ENTRIES SHOWN:
++++++++++

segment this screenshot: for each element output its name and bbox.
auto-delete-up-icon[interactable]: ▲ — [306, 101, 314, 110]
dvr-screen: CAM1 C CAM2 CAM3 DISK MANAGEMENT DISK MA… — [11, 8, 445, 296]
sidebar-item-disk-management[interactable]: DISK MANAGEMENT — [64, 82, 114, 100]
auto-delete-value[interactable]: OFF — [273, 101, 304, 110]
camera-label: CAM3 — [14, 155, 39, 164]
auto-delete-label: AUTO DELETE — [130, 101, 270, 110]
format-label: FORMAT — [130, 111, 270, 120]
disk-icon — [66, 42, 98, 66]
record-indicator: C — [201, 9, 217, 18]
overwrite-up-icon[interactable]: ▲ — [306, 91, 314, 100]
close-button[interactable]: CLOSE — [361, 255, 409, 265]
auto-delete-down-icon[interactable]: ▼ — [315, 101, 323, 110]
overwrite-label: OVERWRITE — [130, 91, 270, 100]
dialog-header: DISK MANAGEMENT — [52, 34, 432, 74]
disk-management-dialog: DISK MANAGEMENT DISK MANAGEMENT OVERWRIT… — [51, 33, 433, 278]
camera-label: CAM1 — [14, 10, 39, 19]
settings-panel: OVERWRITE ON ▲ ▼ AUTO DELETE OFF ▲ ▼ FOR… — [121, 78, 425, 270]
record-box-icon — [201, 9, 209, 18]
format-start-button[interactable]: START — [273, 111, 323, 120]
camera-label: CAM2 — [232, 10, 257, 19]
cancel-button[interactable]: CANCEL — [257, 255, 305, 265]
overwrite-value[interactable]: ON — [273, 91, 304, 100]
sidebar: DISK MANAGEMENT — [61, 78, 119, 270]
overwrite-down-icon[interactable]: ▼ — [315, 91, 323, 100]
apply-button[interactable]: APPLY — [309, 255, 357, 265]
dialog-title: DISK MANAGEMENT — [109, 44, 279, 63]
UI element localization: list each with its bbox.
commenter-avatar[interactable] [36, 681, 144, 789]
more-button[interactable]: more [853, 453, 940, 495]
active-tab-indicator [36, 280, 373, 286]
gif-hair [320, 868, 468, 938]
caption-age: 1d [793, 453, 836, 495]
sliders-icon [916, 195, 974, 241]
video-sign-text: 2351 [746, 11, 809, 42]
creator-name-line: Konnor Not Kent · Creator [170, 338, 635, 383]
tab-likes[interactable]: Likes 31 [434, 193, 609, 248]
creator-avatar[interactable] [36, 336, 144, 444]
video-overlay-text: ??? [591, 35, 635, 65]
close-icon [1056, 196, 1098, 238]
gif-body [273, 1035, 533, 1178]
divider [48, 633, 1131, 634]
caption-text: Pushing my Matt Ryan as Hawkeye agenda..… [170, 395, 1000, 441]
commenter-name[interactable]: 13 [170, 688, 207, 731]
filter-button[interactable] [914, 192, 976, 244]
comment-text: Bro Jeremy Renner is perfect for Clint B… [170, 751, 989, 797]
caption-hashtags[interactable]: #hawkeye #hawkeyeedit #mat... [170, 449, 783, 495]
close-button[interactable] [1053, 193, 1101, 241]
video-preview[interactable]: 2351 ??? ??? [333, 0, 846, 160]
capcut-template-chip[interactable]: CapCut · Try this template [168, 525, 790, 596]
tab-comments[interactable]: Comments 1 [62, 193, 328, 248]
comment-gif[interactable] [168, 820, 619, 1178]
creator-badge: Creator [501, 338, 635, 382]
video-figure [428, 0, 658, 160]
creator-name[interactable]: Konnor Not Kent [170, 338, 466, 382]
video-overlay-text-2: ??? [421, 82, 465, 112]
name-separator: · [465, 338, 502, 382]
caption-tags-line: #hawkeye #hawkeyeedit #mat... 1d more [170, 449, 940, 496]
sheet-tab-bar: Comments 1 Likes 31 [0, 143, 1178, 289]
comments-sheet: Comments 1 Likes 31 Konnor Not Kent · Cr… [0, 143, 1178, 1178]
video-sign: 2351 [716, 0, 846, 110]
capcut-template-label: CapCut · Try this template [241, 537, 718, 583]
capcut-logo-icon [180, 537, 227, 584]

++++++++++

STATED EXERCISE:
Pick out and copy each line of the material above that contains the string "more". Letter case counts when matching.

REPLY TO THE TASK:
more-button[interactable]: more [853, 453, 940, 495]
caption-tags-line: #hawkeye #hawkeyeedit #mat... 1d more [170, 449, 940, 496]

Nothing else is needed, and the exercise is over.